# start of Stored rows

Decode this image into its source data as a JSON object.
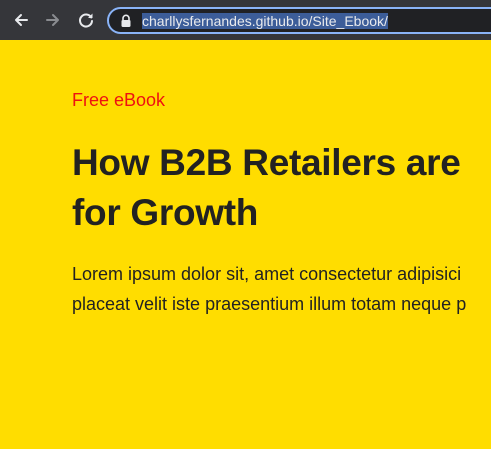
{
  "browser": {
    "url_display": "charllysfernandes.github.io/Site_Ebook/",
    "icons": {
      "back": "back-arrow-icon",
      "forward": "forward-arrow-icon",
      "reload": "reload-icon",
      "lock": "lock-icon"
    },
    "colors": {
      "toolbar": "#35363a",
      "omnibox_border": "#8ab4f8",
      "selection": "#3c5d99"
    }
  },
  "page": {
    "eyebrow": "Free eBook",
    "headline_line1": "How B2B Retailers are",
    "headline_line2": "for Growth",
    "body_line1": "Lorem ipsum dolor sit, amet consectetur adipisici",
    "body_line2": "placeat velit iste praesentium illum totam neque p",
    "colors": {
      "background": "#ffdd00",
      "eyebrow": "#ee1111",
      "text": "#222222"
    }
  }
}
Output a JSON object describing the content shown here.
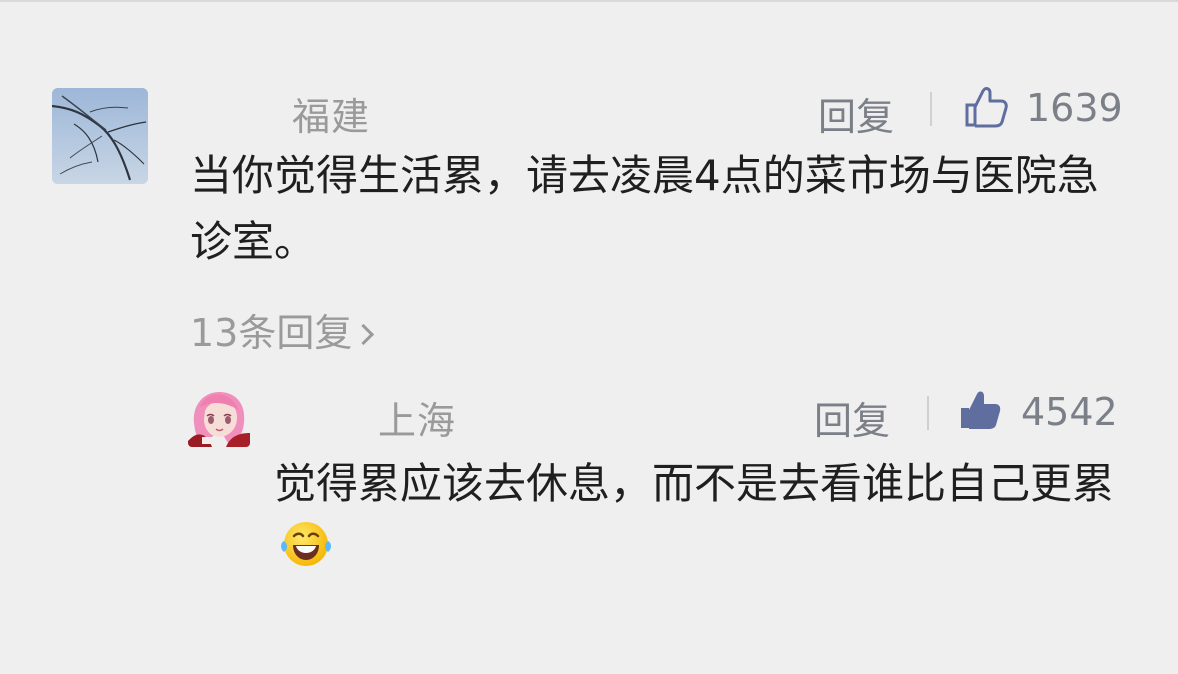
{
  "comments": {
    "main": {
      "author": "福建",
      "reply_label": "回复",
      "like_count": "1639",
      "text": "当你觉得生活累，请去凌晨4点的菜市场与医院急诊室。",
      "reply_count_label": "13条回复",
      "avatar_icon": "tree-branch-avatar-icon",
      "thumb_icon": "thumb-up-outline-icon"
    },
    "reply": {
      "author": "上海",
      "reply_label": "回复",
      "like_count": "4542",
      "text": "觉得累应该去休息，而不是去看谁比自己更累",
      "avatar_icon": "anime-girl-avatar-icon",
      "thumb_icon": "thumb-up-filled-icon",
      "emoji": "laughing-tears-emoji"
    }
  },
  "colors": {
    "background": "#efefef",
    "muted_text": "#9a9a9a",
    "action_text": "#7b7f87",
    "thumb_blue": "#5f6d9f"
  }
}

# end of Stored rows

State the count of lines holding the string "JSON" in the listing above, and nothing else.

- [Response to this exercise]
2